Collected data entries
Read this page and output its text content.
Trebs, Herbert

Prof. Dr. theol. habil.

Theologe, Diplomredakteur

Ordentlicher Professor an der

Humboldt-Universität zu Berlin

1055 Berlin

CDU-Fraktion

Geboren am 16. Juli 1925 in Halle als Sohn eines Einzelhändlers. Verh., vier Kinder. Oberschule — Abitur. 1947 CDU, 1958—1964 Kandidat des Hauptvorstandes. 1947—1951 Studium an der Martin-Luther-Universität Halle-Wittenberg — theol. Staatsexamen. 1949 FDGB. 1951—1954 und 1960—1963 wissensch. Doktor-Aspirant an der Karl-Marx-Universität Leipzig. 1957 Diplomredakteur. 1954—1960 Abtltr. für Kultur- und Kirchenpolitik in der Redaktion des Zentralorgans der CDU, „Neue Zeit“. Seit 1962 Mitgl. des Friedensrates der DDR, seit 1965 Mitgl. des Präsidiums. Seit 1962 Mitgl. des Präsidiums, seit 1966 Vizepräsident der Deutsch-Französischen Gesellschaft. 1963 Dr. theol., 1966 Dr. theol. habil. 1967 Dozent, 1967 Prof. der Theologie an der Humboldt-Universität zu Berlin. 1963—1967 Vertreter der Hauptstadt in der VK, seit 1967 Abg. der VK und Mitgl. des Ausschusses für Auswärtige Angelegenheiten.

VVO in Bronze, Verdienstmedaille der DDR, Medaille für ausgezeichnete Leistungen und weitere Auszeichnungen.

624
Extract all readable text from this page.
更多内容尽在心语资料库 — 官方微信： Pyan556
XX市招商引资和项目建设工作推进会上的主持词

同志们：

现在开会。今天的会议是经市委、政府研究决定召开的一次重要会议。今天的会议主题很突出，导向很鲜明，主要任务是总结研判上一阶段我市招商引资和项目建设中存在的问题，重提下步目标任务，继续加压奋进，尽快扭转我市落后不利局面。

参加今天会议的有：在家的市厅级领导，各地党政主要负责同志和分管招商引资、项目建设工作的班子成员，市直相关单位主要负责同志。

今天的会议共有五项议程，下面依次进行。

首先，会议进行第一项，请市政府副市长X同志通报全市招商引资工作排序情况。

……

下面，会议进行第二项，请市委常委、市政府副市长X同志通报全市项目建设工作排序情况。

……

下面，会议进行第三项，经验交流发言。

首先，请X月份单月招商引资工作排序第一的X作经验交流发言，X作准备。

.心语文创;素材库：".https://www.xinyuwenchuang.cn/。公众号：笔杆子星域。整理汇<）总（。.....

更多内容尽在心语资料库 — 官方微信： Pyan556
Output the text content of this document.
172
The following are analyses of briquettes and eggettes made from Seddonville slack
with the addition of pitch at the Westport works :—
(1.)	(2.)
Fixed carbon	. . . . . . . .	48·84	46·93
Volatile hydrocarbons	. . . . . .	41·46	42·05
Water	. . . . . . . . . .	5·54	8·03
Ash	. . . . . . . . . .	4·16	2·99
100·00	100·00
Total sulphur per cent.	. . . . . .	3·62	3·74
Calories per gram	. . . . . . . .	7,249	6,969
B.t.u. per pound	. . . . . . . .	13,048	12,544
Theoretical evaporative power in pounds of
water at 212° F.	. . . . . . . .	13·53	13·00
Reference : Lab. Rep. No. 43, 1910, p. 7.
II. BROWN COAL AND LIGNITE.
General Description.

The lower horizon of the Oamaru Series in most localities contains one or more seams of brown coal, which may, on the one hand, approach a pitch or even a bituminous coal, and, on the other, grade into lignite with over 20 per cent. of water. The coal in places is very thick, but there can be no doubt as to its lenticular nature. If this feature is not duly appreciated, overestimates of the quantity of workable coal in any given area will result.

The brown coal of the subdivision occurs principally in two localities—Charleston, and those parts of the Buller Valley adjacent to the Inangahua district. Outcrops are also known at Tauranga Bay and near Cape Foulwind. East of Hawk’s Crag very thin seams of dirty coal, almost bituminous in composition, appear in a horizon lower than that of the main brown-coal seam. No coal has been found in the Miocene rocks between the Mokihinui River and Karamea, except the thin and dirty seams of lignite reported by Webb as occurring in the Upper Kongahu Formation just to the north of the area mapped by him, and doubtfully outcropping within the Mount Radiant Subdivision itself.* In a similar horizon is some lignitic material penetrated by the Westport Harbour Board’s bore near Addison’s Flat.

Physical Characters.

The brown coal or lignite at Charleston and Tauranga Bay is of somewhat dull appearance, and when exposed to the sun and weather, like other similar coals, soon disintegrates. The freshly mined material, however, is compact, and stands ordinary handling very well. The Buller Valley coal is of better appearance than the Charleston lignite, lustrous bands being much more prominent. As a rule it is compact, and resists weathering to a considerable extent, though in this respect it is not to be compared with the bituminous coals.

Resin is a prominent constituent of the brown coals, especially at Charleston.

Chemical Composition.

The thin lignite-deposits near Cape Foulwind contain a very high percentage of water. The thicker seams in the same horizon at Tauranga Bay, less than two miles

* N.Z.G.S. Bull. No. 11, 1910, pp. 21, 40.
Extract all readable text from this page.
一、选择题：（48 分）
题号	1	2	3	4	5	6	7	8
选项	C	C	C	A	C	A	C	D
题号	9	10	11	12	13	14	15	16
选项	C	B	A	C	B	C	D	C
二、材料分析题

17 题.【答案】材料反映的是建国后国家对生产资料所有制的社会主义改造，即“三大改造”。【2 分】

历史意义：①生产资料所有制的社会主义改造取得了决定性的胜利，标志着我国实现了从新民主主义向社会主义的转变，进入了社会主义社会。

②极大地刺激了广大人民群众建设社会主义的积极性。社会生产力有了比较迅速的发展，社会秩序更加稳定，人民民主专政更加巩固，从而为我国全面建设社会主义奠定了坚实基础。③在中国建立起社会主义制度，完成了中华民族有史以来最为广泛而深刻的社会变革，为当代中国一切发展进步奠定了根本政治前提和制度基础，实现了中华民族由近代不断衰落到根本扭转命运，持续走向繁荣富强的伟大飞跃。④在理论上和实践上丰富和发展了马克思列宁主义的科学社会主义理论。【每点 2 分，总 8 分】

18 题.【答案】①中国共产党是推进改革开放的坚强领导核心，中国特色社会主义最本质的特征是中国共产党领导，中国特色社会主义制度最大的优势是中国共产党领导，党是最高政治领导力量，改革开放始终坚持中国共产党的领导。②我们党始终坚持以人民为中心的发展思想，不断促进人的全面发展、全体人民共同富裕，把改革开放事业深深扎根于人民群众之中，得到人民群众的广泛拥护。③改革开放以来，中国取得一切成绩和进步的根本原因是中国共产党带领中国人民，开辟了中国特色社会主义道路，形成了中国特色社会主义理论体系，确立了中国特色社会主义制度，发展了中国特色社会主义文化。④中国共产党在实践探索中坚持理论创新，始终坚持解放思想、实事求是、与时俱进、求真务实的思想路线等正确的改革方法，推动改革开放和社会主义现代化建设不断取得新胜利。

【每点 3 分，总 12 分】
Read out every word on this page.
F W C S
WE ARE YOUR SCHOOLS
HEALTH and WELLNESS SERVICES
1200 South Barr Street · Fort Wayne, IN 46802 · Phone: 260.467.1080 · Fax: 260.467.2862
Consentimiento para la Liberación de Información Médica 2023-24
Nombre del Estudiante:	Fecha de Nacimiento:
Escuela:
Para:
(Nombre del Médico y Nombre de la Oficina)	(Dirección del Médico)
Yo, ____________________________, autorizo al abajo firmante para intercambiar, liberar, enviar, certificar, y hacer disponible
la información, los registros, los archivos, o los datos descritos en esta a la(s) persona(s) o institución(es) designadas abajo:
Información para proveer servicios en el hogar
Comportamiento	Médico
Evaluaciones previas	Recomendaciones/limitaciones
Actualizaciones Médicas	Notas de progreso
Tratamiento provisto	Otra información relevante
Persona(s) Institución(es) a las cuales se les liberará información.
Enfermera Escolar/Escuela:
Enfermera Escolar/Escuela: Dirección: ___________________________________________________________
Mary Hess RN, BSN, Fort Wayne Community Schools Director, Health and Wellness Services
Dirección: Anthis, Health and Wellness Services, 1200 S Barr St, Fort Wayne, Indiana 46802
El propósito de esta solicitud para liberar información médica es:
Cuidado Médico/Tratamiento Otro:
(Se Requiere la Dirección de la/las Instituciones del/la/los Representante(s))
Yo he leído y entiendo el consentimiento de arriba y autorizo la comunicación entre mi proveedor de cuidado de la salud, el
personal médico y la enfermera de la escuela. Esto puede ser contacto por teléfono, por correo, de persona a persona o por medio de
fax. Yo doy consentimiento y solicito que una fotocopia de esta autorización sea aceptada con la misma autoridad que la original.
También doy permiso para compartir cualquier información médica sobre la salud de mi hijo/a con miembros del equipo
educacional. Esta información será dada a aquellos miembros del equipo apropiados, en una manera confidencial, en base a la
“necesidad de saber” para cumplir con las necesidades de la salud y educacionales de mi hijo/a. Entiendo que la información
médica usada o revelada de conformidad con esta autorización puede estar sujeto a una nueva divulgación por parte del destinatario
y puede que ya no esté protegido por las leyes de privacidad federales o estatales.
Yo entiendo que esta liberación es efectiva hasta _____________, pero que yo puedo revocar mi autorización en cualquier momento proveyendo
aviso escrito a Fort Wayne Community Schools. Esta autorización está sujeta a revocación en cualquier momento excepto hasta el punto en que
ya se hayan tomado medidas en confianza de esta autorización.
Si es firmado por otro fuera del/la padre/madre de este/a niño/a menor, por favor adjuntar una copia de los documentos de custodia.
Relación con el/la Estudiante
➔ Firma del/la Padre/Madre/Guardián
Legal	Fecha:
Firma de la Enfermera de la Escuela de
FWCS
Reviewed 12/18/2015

* [Exercise instructions] Only the count is wanted: report how many lines of the material above hold the word "hasta".

* [Written answer] 2